Recorded data
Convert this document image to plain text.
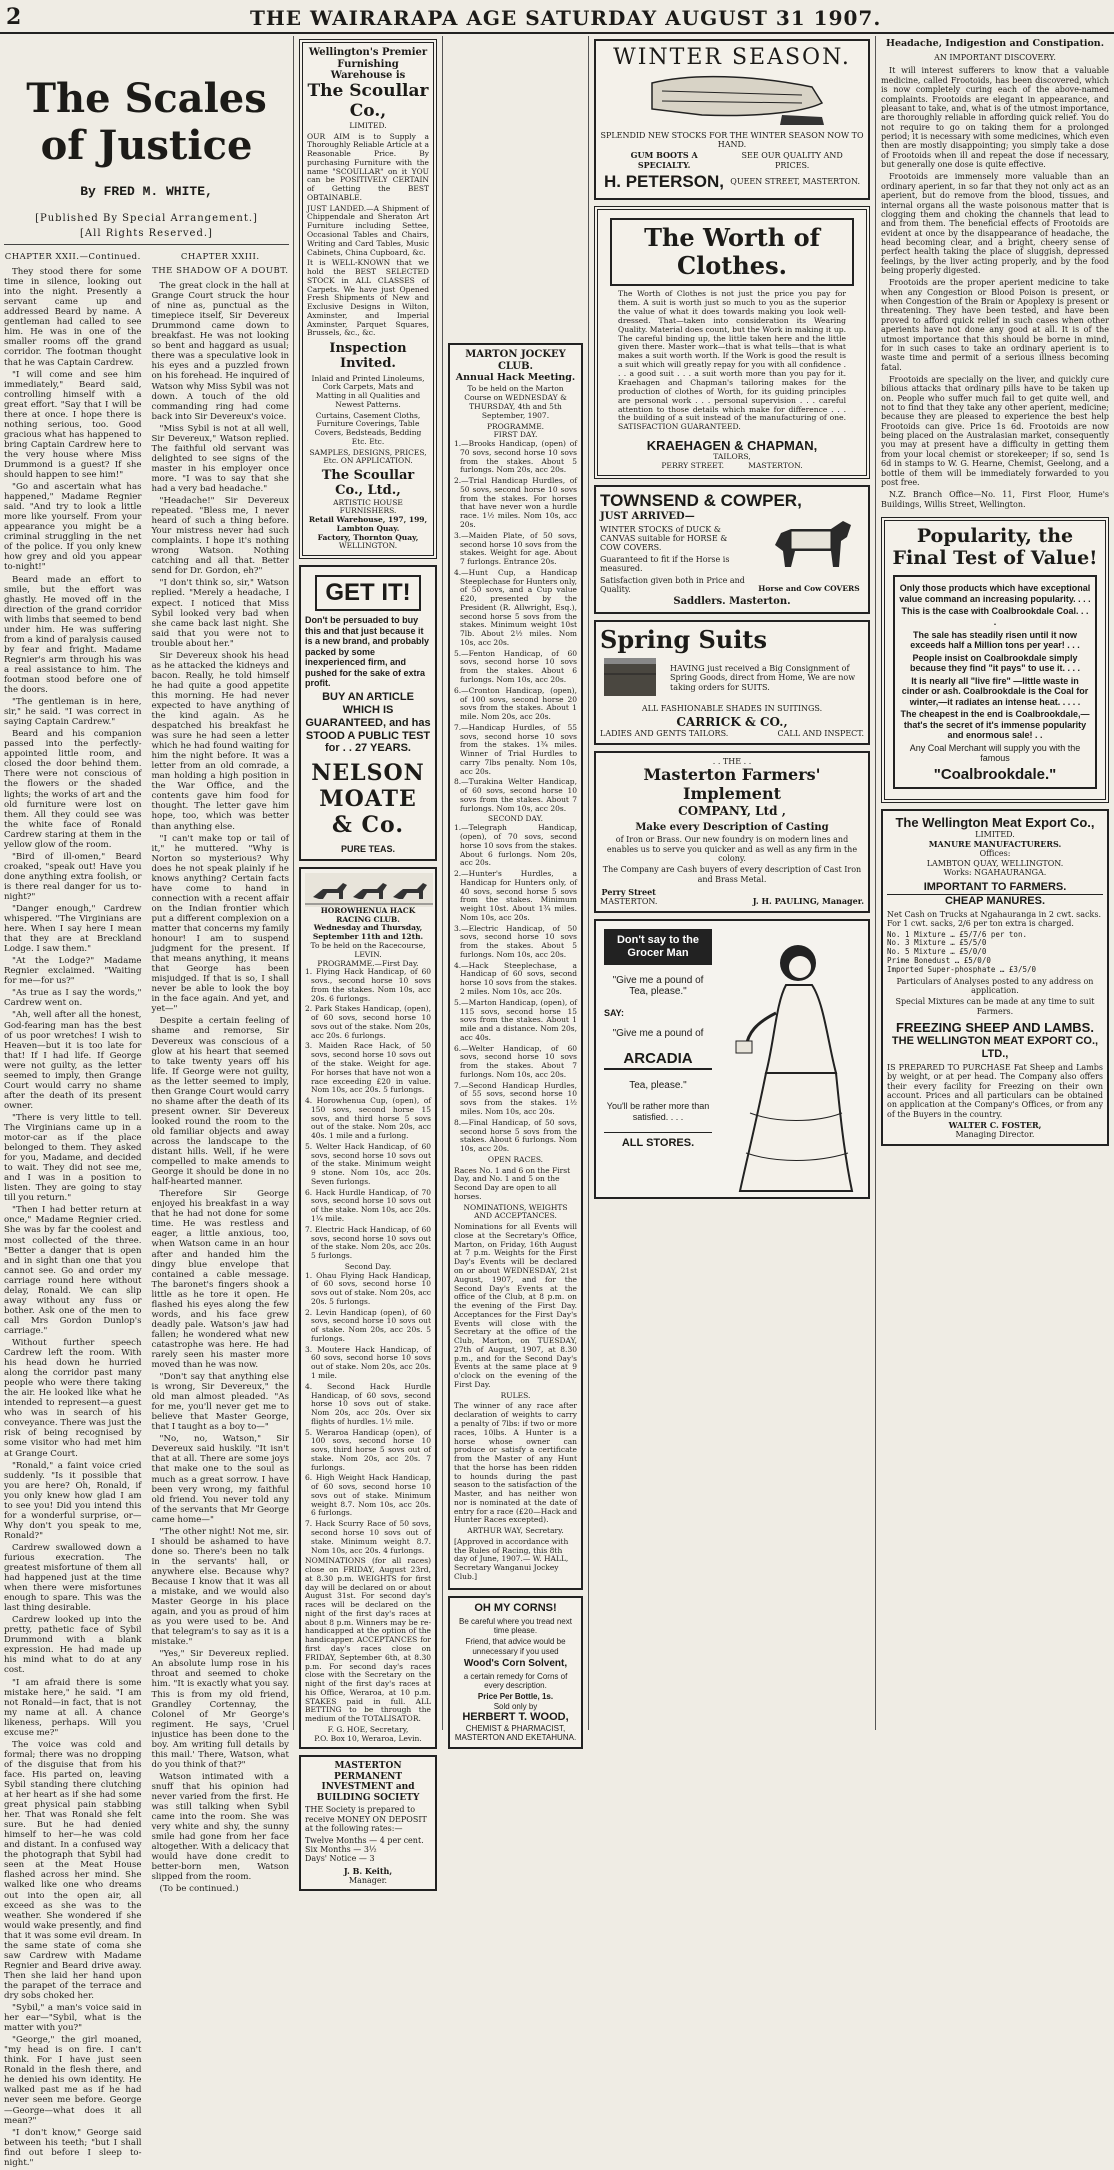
2	THE WAIRARAPA AGE SATURDAY AUGUST 31 1907.
The Scales of Justice
By FRED M. WHITE,
[Published By Special Arrangement.]
[All Rights Reserved.]
CHAPTER XXII.—Continued.

They stood there for some time in silence, looking out into the night. Presently a servant came up and addressed Beard by name. A gentleman had called to see him. He was in one of the smaller rooms off the grand corridor. The footman thought that he was Captain Cardrew.

"I will come and see him immediately," Beard said, controlling himself with a great effort. "Say that I will be there at once. I hope there is nothing serious, too. Good gracious what has happened to bring Captain Cardrew here to the very house where Miss Drummond is a guest? If she should happen to see him!"

"Go and ascertain what has happened," Madame Regnier said. "And try to look a little more like yourself. From your appearance you might be a criminal struggling in the net of the police. If you only knew how grey and old you appear to-night!"

Beard made an effort to smile, but the effort was ghastly. He moved off in the direction of the grand corridor with limbs that seemed to bend under him. He was suffering from a kind of paralysis caused by fear and fright. Madame Regnier's arm through his was a real assistance to him. The footman stood before one of the doors.

"The gentleman is in here, sir," he said. "I was correct in saying Captain Cardrew."

Beard and his companion passed into the perfectly-appointed little room, and closed the door behind them. There were not conscious of the flowers or the shaded lights; the works of art and the old furniture were lost on them. All they could see was the white face of Ronald Cardrew staring at them in the yellow glow of the room.

"Bird of ill-omen," Beard croaked, "speak out! Have you done anything extra foolish, or is there real danger for us to-night?"

"Danger enough," Cardrew whispered. "The Virginians are here. When I say here I mean that they are at Breckland Lodge. I saw them."

"At the Lodge?" Madame Regnier exclaimed. "Waiting for me—for us?"

"As true as I say the words," Cardrew went on.

"Ah, well after all the honest, God-fearing man has the best of us poor wretches! I wish to Heaven—but it is too late for that! If I had life. If George were not guilty, as the letter seemed to imply, then Grange Court would carry no shame after the death of its present owner.

"There is very little to tell. The Virginians came up in a motor-car as if the place belonged to them. They asked for you, Madame, and decided to wait. They did not see me, and I was in a position to listen. They are going to stay till you return."

"Then I had better return at once," Madame Regnier cried. She was by far the coolest and most collected of the three. "Better a danger that is open and in sight than one that you cannot see. Go and order my carriage round here without delay, Ronald. We can slip away without any fuss or bother. Ask one of the men to call Mrs Gordon Dunlop's carriage."

Without further speech Cardrew left the room. With his head down he hurried along the corridor past many people who were there taking the air. He looked like what he intended to represent—a guest who was in search of his conveyance. There was just the risk of being recognised by some visitor who had met him at Grange Court.

"Ronald," a faint voice cried suddenly. "Is it possible that you are here? Oh, Ronald, if you only knew how glad I am to see you! Did you intend this for a wonderful surprise, or—Why don't you speak to me, Ronald?"

Cardrew swallowed down a furious execration. The greatest misfortune of them all had happened just at the time when there were misfortunes enough to spare. This was the last thing desirable.

Cardrew looked up into the pretty, pathetic face of Sybil Drummond with a blank expression. He had made up his mind what to do at any cost.

"I am afraid there is some mistake here," he said. "I am not Ronald—in fact, that is not my name at all. A chance likeness, perhaps. Will you excuse me?"

The voice was cold and formal; there was no dropping of the disguise that from his face. His parted on, leaving Sybil standing there clutching at her heart as if she had some great physical pain stabbing her. That was Ronald she felt sure. But he had denied himself to her—he was cold and distant. In a confused way the photograph that Sybil had seen at the Meat House flashed across her mind. She walked like one who dreams out into the open air, all exceed as she was to the weather. She wondered if she would wake presently, and find that it was some evil dream. In the same state of coma she saw Cardrew with Madame Regnier and Beard drive away. Then she laid her hand upon the parapet of the terrace and dry sobs choked her.

"Sybil," a man's voice said in her ear—"Sybil, what is the matter with you?"

"George," the girl moaned, "my head is on fire. I can't think. For I have just seen Ronald in the flesh there, and he denied his own identity. He walked past me as if he had never seen me before. George —George—what does it all mean?"

"I don't know," George said between his teeth; "but I shall find out before I sleep to-night."

CHAPTER XXIII.
THE SHADOW OF A DOUBT.

The great clock in the hall at Grange Court struck the hour of nine as, punctual as the timepiece itself, Sir Devereux Drummond came down to breakfast. He was not looking so bent and haggard as usual; there was a speculative look in his eyes and a puzzled frown on his forehead. He inquired of Watson why Miss Sybil was not down. A touch of the old commanding ring had come back into Sir Devereux's voice.

"Miss Sybil is not at all well, Sir Devereux," Watson replied. The faithful old servant was delighted to see signs of the master in his employer once more. "I was to say that she had a very bad headache."

"Headache!" Sir Devereux repeated. "Bless me, I never heard of such a thing before. Your mistress never had such complaints. I hope it's nothing wrong Watson. Nothing catching and all that. Better send for Dr. Gordon, eh?"

"I don't think so, sir," Watson replied. "Merely a headache, I expect. I noticed that Miss Sybil looked very bad when she came back last night. She said that you were not to trouble about her."

Sir Devereux shook his head as he attacked the kidneys and bacon. Really, he told himself he had quite a good appetite this morning. He had never expected to have anything of the kind again. As he despatched his breakfast he was sure he had seen a letter which he had found waiting for him the night before. It was a letter from an old comrade, a man holding a high position in the War Office, and the contents gave him food for thought. The letter gave him hope, too, which was better than anything else.

"I can't make top or tail of it," he muttered. "Why is Norton so mysterious? Why does he not speak plainly if he knows anything? Certain facts have come to hand in connection with a recent affair on the Indian frontier which put a different complexion on a matter that concerns my family honour! I am to suspend judgment for the present. If that means anything, it means that George has been misjudged. If that is so, I shall never be able to look the boy in the face again. And yet, and yet—"

Despite a certain feeling of shame and remorse, Sir Devereux was conscious of a glow at his heart that seemed to take twenty years off his life. If George were not guilty, as the letter seemed to imply, then Grange Court would carry no shame after the death of its present owner. Sir Devereux looked round the room to the old familiar objects and away across the landscape to the distant hills. Well, if he were compelled to make amends to George it should be done in no half-hearted manner.

Therefore Sir George enjoyed his breakfast in a way that he had not done for some time. He was restless and eager, a little anxious, too, when Watson came in an hour after and handed him the dingy blue envelope that contained a cable message. The baronet's fingers shook a little as he tore it open. He flashed his eyes along the few words, and his face grew deadly pale. Watson's jaw had fallen; he wondered what new catastrophe was here. He had rarely seen his master more moved than he was now.

"Don't say that anything else is wrong, Sir Devereux," the old man almost pleaded. "As for me, you'll never get me to believe that Master George, that I taught as a boy to—"

"No, no, Watson," Sir Devereux said huskily. "It isn't that at all. There are some joys that make one to the soul as much as a great sorrow. I have been very wrong, my faithful old friend. You never told any of the servants that Mr George came home—"

"The other night! Not me, sir. I should be ashamed to have done so. There's been no talk in the servants' hall, or anywhere else. Because why? Because I know that it was all a mistake, and we would also Master George in his place again, and you as proud of him as you were used to be. And that telegram's to say as it is a mistake."

"Yes," Sir Devereux replied. An absolute lump rose in his throat and seemed to choke him. "It is exactly what you say. This is from my old friend, Grandley Cortennay, the Colonel of Mr George's regiment. He says, 'Cruel injustice has been done to the boy. Am writing full details by this mail.' There, Watson, what do you think of that?"

Watson intimated with a snuff that his opinion had never varied from the first. He was still talking when Sybil came into the room. She was very white and shy, the sunny smile had gone from her face altogether. With a delicacy that would have done credit to better-born men, Watson slipped from the room.

(To be continued.)

Wellington's Premier Furnishing Warehouse is
The Scoullar Co.,
LIMITED.

OUR AIM is to Supply a Thoroughly Reliable Article at a Reasonable Price. By purchasing Furniture with the name "SCOULLAR" on it YOU can be POSITIVELY CERTAIN of Getting the BEST OBTAINABLE.

JUST LANDED.—A Shipment of Chippendale and Sheraton Art Furniture including Settee, Occasional Tables and Chairs, Writing and Card Tables, Music Cabinets, China Cupboard, &c.

It is WELL-KNOWN that we hold the BEST SELECTED STOCK in ALL CLASSES of Carpets. We have just Opened Fresh Shipments of New and Exclusive Designs in Wilton, Axminster, and Imperial Axminster, Parquet Squares, Brussels, &c., &c.

Inspection Invited.

Inlaid and Printed Linoleums, Cork Carpets, Mats and Matting in all Qualities and Newest Patterns.

Curtains, Casement Cloths, Furniture Coverings, Table Covers, Bedsteads, Bedding Etc. Etc.

SAMPLES, DESIGNS, PRICES, Etc. ON APPLICATION.

The Scoullar Co., Ltd.,
ARTISTIC HOUSE FURNISHERS.
Retail Warehouse, 197, 199, Lambton Quay.
Factory, Thornton Quay,
WELLINGTON.
GET IT!

Don't be persuaded to buy this and that just because it is a new brand, and probably packed by some inexperienced firm, and pushed for the sake of extra profit.

BUY AN ARTICLE WHICH IS GUARANTEED, and has STOOD A PUBLIC TEST for . . 27 YEARS.

NELSON MOATE & Co.
PURE TEAS.
HOROWHENUA HACK RACING CLUB.
Wednesday and Thursday, September 11th and 12th.
To be held on the Racecourse, LEVIN.
PROGRAMME.—First Day.

1. Flying Hack Handicap, of 60 sovs., second horse 10 sovs from the stakes. Nom 10s, acc 20s. 6 furlongs.

2. Park Stakes Handicap, (open), of 60 sovs, second horse 10 sovs out of the stake. Nom 20s, acc 20s. 6 furlongs.

3. Maiden Race Hack, of 50 sovs, second horse 10 sovs out of the stake. Weight for age. For horses that have not won a race exceeding £20 in value. Nom 10s, acc 20s. 5 furlongs.

4. Horowhenua Cup, (open), of 150 sovs, second horse 15 sovs, and third horse 5 sovs out of the stake. Nom 20s, acc 40s. 1 mile and a furlong.

5. Welter Hack Handicap, of 60 sovs, second horse 10 sovs out of the stake. Minimum weight 9 stone. Nom 10s, acc 20s. Seven furlongs.

6. Hack Hurdle Handicap, of 70 sovs, second horse 10 sovs out of the stake. Nom 10s, acc 20s. 1¼ mile.

7. Electric Hack Handicap, of 60 sovs, second horse 10 sovs out of the stake. Nom 20s, acc 20s. 5 furlongs.

Second Day.

1. Ohau Flying Hack Handicap, of 60 sovs, second horse 10 sovs out of stake. Nom 20s, acc 20s. 5 furlongs.

2. Levin Handicap (open), of 60 sovs, second horse 10 sovs out of stake. Nom 20s, acc 20s. 5 furlongs.

3. Moutere Hack Handicap, of 60 sovs, second horse 10 sovs out of stake. Nom 20s, acc 20s. 1 mile.

4. Second Hack Hurdle Handicap, of 60 sovs, second horse 10 sovs out of stake. Nom 20s, acc 20s. Over six flights of hurdles. 1½ mile.

5. Weraroa Handicap (open), of 100 sovs, second horse 10 sovs, third horse 5 sovs out of stake. Nom 20s, acc 20s. 7 furlongs.

6. High Weight Hack Handicap, of 60 sovs, second horse 10 sovs out of stake. Minimum weight 8.7. Nom 10s, acc 20s. 6 furlongs.

7. Hack Scurry Race of 50 sovs, second horse 10 sovs out of stake. Minimum weight 8.7. Nom 10s, acc 20s. 4 furlongs.

NOMINATIONS (for all races) close on FRIDAY, August 23rd, at 8.30 p.m. WEIGHTS for first day will be declared on or about August 31st. For second day's races will be declared on the night of the first day's races at about 8 p.m. Winners may be re-handicapped at the option of the handicapper. ACCEPTANCES for first day's races close on FRIDAY, September 6th, at 8.30 p.m. For second day's races close with the Secretary on the night of the first day's races at his Office, Weraroa, at 10 p.m. STAKES paid in full. ALL BETTING to be through the medium of the TOTALISATOR.

F. G. HOE, Secretary,
P.O. Box 10, Weraroa, Levin.
MASTERTON PERMANENT INVESTMENT and BUILDING SOCIETY

THE Society is prepared to receive MONEY ON DEPOSIT at the following rates:—

Twelve Months — 4 per cent.
Six Months — 3½
Days' Notice — 3
J. B. Keith,
Manager.
MARTON JOCKEY CLUB.
Annual Hack Meeting.

To be held on the Marton Course on WEDNESDAY & THURSDAY, 4th and 5th September, 1907.

PROGRAMME.
FIRST DAY.

1.—Brooks Handicap, (open) of 70 sovs, second horse 10 sovs from the stakes. About 5 furlongs. Nom 20s, acc 20s.

2.—Trial Handicap Hurdles, of 50 sovs, second horse 10 sovs from the stakes. For horses that have never won a hurdle race. 1½ miles. Nom 10s, acc 20s.

3.—Maiden Plate, of 50 sovs, second horse 10 sovs from the stakes. Weight for age. About 7 furlongs. Entrance 20s.

4.—Hunt Cup, a Handicap Steeplechase for Hunters only, of 50 sovs, and a Cup value £20, presented by the President (R. Allwright, Esq.), second horse 5 sovs from the stakes. Minimum weight 10st 7lb. About 2½ miles. Nom 10s, acc 20s.

5.—Fenton Handicap, of 60 sovs, second horse 10 sovs from the stakes. About 6 furlongs. Nom 10s, acc 20s.

6.—Cronton Handicap, (open), of 100 sovs, second horse 20 sovs from the stakes. About 1 mile. Nom 20s, acc 20s.

7.—Handicap Hurdles, of 55 sovs, second horse 10 sovs from the stakes. 1¾ miles. Winner of Trial Hurdles to carry 7lbs penalty. Nom 10s, acc 20s.

8.—Turakina Welter Handicap, of 60 sovs, second horse 10 sovs from the stakes. About 7 furlongs. Nom 10s, acc 20s.

SECOND DAY.

1.—Telegraph Handicap, (open), of 70 sovs, second horse 10 sovs from the stakes. About 6 furlongs. Nom 20s, acc 20s.

2.—Hunter's Hurdles, a Handicap for Hunters only, of 40 sovs, second horse 5 sovs from the stakes. Minimum weight 10st. About 1¾ miles. Nom 10s, acc 20s.

3.—Electric Handicap, of 50 sovs, second horse 10 sovs from the stakes. About 5 furlongs. Nom 10s, acc 20s.

4.—Hack Steeplechase, a Handicap of 60 sovs, second horse 10 sovs from the stakes. 2 miles. Nom 10s, acc 20s.

5.—Marton Handicap, (open), of 115 sovs, second horse 15 sovs from the stakes. About 1 mile and a distance. Nom 20s, acc 40s.

6.—Welter Handicap, of 60 sovs, second horse 10 sovs from the stakes. About 7 furlongs. Nom 10s, acc 20s.

7.—Second Handicap Hurdles, of 55 sovs, second horse 10 sovs from the stakes. 1½ miles. Nom 10s, acc 20s.

8.—Final Handicap, of 50 sovs, second horse 5 sovs from the stakes. About 6 furlongs. Nom 10s, acc 20s.

OPEN RACES.

Races No. 1 and 6 on the First Day, and No. 1 and 5 on the Second Day are open to all horses.

NOMINATIONS, WEIGHTS AND ACCEPTANCES.

Nominations for all Events will close at the Secretary's Office, Marton, on Friday, 16th August at 7 p.m. Weights for the First Day's Events will be declared on or about WEDNESDAY, 21st August, 1907, and for the Second Day's Events at the office of the Club, at 8 p.m. on the evening of the First Day. Acceptances for the First Day's Events will close with the Secretary at the office of the Club, Marton, on TUESDAY, 27th of August, 1907, at 8.30 p.m., and for the Second Day's Events at the same place at 9 o'clock on the evening of the First Day.

RULES.

The winner of any race after declaration of weights to carry a penalty of 7lbs: if two or more races, 10lbs. A Hunter is a horse whose owner can produce or satisfy a certificate from the Master of any Hunt that the horse has been ridden to hounds during the past season to the satisfaction of the Master, and has neither won nor is nominated at the date of entry for a race (£20—Hack and Hunter Races excepted).

ARTHUR WAY, Secretary.

[Approved in accordance with the Rules of Racing, this 8th day of June, 1907.— W. HALL, Secretary Wanganui Jockey Club.]

OH MY CORNS!

Be careful where you tread next time please.

Friend, that advice would be unnecessary if you used

Wood's Corn Solvent,

a certain remedy for Corns of every description.

Price Per Bottle, 1s.
Sold only by
HERBERT T. WOOD,
CHEMIST & PHARMACIST,
MASTERTON AND EKETAHUNA.
WINTER SEASON.

SPLENDID NEW STOCKS FOR THE WINTER SEASON NOW TO HAND.

GUM BOOTS A SPECIALTY.
SEE OUR QUALITY AND PRICES.
H. PETERSON, QUEEN STREET, MASTERTON.
The Worth of Clothes.

The Worth of Clothes is not just the price you pay for them. A suit is worth just so much to you as the superior the value of what it does towards making you look well-dressed. That—taken into consideration its Wearing Quality. Material does count, but the Work in making it up. The careful binding up, the little taken here and the little given there. Master work—that is what tells—that is what makes a suit worth worth. If the Work is good the result is a suit which will greatly repay for you with all confidence . . . a good suit . . . a suit worth more than you pay for it. Kraehagen and Chapman's tailoring makes for the production of clothes of Worth, for its guiding principles are personal work . . . personal supervision . . . careful attention to those details which make for difference . . . the building of a suit instead of the manufacturing of one. SATISFACTION GUARANTEED.

KRAEHAGEN & CHAPMAN,
TAILORS,
PERRY STREET.          MASTERTON.
TOWNSEND & COWPER,
JUST ARRIVED—

WINTER STOCKS of DUCK & CANVAS suitable for HORSE & COW COVERS.

Guaranteed to fit if the Horse is measured.

Satisfaction given both in Price and Quality.	Horse and Cow COVERS
Saddlers. Masterton.
Spring Suits

HAVING just received a Big Consignment of Spring Goods, direct from Home, We are now taking orders for SUITS.

ALL FASHIONABLE SHADES IN SUITINGS.

CARRICK & CO.,
LADIES AND GENTS TAILORS.	CALL AND INSPECT.
. . THE . .
Masterton Farmers' Implement
COMPANY, Ltd ,
Make every Description of Casting

of Iron or Brass. Our new foundry is on modern lines and enables us to serve you quicker and as well as any firm in the colony.

The Company are Cash buyers of every description of Cast Iron and Brass Metal.

Perry Street
MASTERTON.	J. H. PAULING, Manager.
Don't say to the Grocer Man

"Give me a pound of Tea, please."

SAY:

"Give me a pound of

ARCADIA

Tea, please."

You'll be rather more than satisfied. . . .

ALL STORES.
Headache, Indigestion and Constipation.
AN IMPORTANT DISCOVERY.

It will interest sufferers to know that a valuable medicine, called Frootoids, has been discovered, which is now completely curing each of the above-named complaints. Frootoids are elegant in appearance, and pleasant to take, and, what is of the utmost importance, are thoroughly reliable in affording quick relief. You do not require to go on taking them for a prolonged period; it is necessary with some medicines, which even then are mostly disappointing; you simply take a dose of Frootoids when ill and repeat the dose if necessary, but generally one dose is quite effective.

Frootoids are immensely more valuable than an ordinary aperient, in so far that they not only act as an aperient, but do remove from the blood, tissues, and internal organs all the waste poisonous matter that is clogging them and choking the channels that lead to and from them. The beneficial effects of Frootoids are evident at once by the disappearance of headache, the head becoming clear, and a bright, cheery sense of perfect health taking the place of sluggish, depressed feelings, by the liver acting properly, and by the food being properly digested.

Frootoids are the proper aperient medicine to take when any Congestion or Blood Poison is present, or when Congestion of the Brain or Apoplexy is present or threatening. They have been tested, and have been proved to afford quick relief in such cases when other aperients have not done any good at all. It is of the utmost importance that this should be borne in mind, for in such cases to take an ordinary aperient is to waste time and permit of a serious illness becoming fatal.

Frootoids are specially on the liver, and quickly cure bilious attacks that ordinary pills have to be taken up on. People who suffer much fail to get quite well, and not to find that they take any other aperient, medicine; because they are pleased to experience the best help Frootoids can give. Price 1s 6d. Frootoids are now being placed on the Australasian market, consequently you may at present have a difficulty in getting them from your local chemist or storekeeper; if so, send 1s 6d in stamps to W. G. Hearne, Chemist, Geelong, and a bottle of them will be immediately forwarded to you post free.

N.Z. Branch Office—No. 11, First Floor, Hume's Buildings, Willis Street, Wellington.

Popularity, the Final Test of Value!

Only those products which have exceptional value command an increasing popularity. . . .

This is the case with Coalbrookdale Coal. . . .

The sale has steadily risen until it now exceeds half a Million tons per year! . . .

People insist on Coalbrookdale simply because they find "it pays" to use it. . . .

It is nearly all "live fire" —little waste in cinder or ash. Coalbrookdale is the Coal for winter,—it radiates an intense heat. . . . .

The cheapest in the end is Coalbrookdale,—that's the secret of it's immense popularity and enormous sale! . .

Any Coal Merchant will supply you with the famous

"Coalbrookdale."
The Wellington Meat Export Co.,
LIMITED.
MANURE MANUFACTURERS.
Offices:
LAMBTON QUAY, WELLINGTON.
Works: NGAHAURANGA.
IMPORTANT TO FARMERS.
CHEAP MANURES.

Net Cash on Trucks at Ngahauranga in 2 cwt. sacks. For 1 cwt. sacks, 2/6 per ton extra is charged.

No. 1 Mixture … £5/7/6 per ton.
No. 3 Mixture … £5/5/0
No. 5 Mixture … £5/0/0
Prime Bonedust … £5/0/0
Imported Super-phosphate … £3/5/0

Particulars of Analyses posted to any address on application.

Special Mixtures can be made at any time to suit Farmers.

FREEZING SHEEP AND LAMBS.
THE WELLINGTON MEAT EXPORT CO., LTD.,

IS PREPARED TO PURCHASE Fat Sheep and Lambs by weight, or at per head. The Company also offers their every facility for Freezing on their own account. Prices and all particulars can be obtained on application at the Company's Offices, or from any of the Buyers in the country.

WALTER C. FOSTER,
Managing Director.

## Task statement
From the records, copy every line that has the string "becoming" in it.

## Finished task
Frootoids are immensely more valuable than an ordinary aperient, in so far that they not only act as an aperient, but do remove from the blood, tissues, and internal organs all the waste poisonous matter that is clogging them and choking the channels that lead to and from them. The beneficial effects of Frootoids are evident at once by the disappearance of headache, the head becoming clear, and a bright, cheery sense of perfect health taking the place of sluggish, depressed feelings, by the liver acting properly, and by the food being properly digested.
Frootoids are the proper aperient medicine to take when any Congestion or Blood Poison is present, or when Congestion of the Brain or Apoplexy is present or threatening. They have been tested, and have been proved to afford quick relief in such cases when other aperients have not done any good at all. It is of the utmost importance that this should be borne in mind, for in such cases to take an ordinary aperient is to waste time and permit of a serious illness becoming fatal.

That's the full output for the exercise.